Transcribe the listing verbatim. Do not carry over any pictures.

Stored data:
-------
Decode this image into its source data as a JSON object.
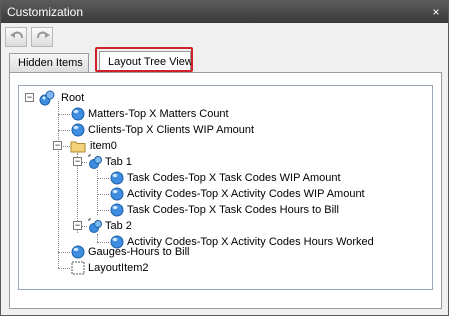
{
  "window": {
    "title": "Customization",
    "close_glyph": "×"
  },
  "toolbar": {
    "undo_icon": "undo-icon",
    "redo_icon": "redo-icon"
  },
  "tabs": [
    {
      "label": "Hidden Items",
      "active": false
    },
    {
      "label": "Layout Tree View",
      "active": true
    }
  ],
  "tree": {
    "root": "Root",
    "matters": "Matters-Top X Matters Count",
    "clients": "Clients-Top X Clients WIP Amount",
    "item0": "item0",
    "tab1": "Tab 1",
    "tab1_task_wip": "Task Codes-Top X Task Codes WIP Amount",
    "tab1_activity_wip": "Activity Codes-Top X Activity Codes WIP Amount",
    "tab1_task_hours": "Task Codes-Top X Task Codes Hours to Bill",
    "tab2": "Tab 2",
    "tab2_activity_hours": "Activity Codes-Top X Activity Codes Hours Worked",
    "gauges": "Gauges-Hours to Bill",
    "layout_item2": "LayoutItem2",
    "expander_glyph": "−"
  },
  "colors": {
    "highlight": "#d0202a",
    "sphere": "#3d8ee0",
    "folder": "#f2d27a"
  }
}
-------
- **WRITTEN SOLUTION**:
Decode this image into its source data as a JSON object.
{
  "window": {
    "title": "Customization",
    "close_glyph": "×"
  },
  "toolbar": {
    "undo_icon": "undo-icon",
    "redo_icon": "redo-icon"
  },
  "tabs": [
    {
      "label": "Hidden Items",
      "active": false
    },
    {
      "label": "Layout Tree View",
      "active": true
    }
  ],
  "tree": {
    "root": "Root",
    "matters": "Matters-Top X Matters Count",
    "clients": "Clients-Top X Clients WIP Amount",
    "item0": "item0",
    "tab1": "Tab 1",
    "tab1_task_wip": "Task Codes-Top X Task Codes WIP Amount",
    "tab1_activity_wip": "Activity Codes-Top X Activity Codes WIP Amount",
    "tab1_task_hours": "Task Codes-Top X Task Codes Hours to Bill",
    "tab2": "Tab 2",
    "tab2_activity_hours": "Activity Codes-Top X Activity Codes Hours Worked",
    "gauges": "Gauges-Hours to Bill",
    "layout_item2": "LayoutItem2",
    "expander_glyph": "−"
  },
  "colors": {
    "highlight": "#d0202a",
    "sphere": "#3d8ee0",
    "folder": "#f2d27a"
  }
}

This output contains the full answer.